_WHAT TO DO_. Compile every line that includes the word "必要时还重回馆藏地或展览现场进行颜色比对".
━━ EXERCISE INPUTS ━━
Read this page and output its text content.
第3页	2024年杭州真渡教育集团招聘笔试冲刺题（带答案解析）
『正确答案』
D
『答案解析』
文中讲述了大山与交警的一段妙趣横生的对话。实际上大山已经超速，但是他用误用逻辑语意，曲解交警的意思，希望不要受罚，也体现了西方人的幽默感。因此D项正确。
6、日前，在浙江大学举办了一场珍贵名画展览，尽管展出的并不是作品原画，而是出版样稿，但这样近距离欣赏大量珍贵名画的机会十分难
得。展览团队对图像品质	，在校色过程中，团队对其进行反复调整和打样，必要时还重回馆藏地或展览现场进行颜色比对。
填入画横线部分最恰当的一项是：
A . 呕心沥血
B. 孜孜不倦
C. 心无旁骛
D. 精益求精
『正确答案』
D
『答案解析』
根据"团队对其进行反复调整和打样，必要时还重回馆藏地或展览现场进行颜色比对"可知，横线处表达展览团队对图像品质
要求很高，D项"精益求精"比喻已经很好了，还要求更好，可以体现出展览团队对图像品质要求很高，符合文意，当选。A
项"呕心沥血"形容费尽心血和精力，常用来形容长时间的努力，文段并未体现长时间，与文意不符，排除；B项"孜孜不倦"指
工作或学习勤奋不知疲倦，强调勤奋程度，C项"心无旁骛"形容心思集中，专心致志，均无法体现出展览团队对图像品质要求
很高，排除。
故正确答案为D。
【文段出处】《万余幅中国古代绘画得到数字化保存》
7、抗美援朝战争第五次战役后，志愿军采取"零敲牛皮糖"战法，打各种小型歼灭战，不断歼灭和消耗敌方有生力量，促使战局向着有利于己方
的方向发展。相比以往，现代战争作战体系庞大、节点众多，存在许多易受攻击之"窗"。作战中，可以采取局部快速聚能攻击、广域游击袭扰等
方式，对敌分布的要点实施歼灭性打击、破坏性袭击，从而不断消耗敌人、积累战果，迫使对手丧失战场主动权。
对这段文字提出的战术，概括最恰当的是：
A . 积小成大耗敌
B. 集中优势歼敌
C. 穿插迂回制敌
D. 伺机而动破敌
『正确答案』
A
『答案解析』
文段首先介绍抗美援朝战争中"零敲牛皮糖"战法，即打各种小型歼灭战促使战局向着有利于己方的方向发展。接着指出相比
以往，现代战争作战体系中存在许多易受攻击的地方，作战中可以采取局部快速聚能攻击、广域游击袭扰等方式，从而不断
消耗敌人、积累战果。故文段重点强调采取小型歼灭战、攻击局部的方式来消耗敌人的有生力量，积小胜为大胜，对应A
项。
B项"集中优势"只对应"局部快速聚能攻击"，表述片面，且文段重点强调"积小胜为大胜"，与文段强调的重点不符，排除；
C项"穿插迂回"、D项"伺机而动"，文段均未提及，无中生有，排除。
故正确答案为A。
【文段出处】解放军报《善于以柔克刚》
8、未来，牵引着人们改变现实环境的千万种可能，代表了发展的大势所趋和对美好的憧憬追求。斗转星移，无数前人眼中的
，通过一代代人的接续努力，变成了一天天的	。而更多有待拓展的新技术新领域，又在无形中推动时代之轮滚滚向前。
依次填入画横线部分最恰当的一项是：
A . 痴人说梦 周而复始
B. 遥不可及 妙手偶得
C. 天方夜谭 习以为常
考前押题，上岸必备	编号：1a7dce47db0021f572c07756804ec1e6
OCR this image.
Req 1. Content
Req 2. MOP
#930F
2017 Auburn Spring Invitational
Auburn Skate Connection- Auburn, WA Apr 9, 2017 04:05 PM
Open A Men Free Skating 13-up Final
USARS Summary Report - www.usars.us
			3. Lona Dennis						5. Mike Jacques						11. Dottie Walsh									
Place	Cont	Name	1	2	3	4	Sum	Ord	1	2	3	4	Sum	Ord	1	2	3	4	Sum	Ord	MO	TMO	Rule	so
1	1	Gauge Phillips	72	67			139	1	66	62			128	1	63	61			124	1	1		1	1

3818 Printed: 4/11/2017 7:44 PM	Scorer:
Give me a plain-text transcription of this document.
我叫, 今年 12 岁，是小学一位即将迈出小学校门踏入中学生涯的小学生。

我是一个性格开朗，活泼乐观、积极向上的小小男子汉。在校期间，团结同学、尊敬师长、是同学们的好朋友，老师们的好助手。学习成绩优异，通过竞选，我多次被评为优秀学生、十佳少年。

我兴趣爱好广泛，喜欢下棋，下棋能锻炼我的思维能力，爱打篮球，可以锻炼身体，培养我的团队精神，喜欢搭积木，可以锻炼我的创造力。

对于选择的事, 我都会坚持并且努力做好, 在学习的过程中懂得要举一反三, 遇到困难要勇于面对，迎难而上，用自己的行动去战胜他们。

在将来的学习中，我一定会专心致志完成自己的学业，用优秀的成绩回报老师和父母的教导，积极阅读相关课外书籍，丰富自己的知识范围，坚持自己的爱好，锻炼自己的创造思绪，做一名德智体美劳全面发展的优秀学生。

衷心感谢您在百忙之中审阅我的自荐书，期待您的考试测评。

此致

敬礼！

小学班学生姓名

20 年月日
━━━
_TASK OUTPUT_.
得。展览团队对图像品质	，在校色过程中，团队对其进行反复调整和打样，必要时还重回馆藏地或展览现场进行颜色比对。
根据"团队对其进行反复调整和打样，必要时还重回馆藏地或展览现场进行颜色比对"可知，横线处表达展览团队对图像品质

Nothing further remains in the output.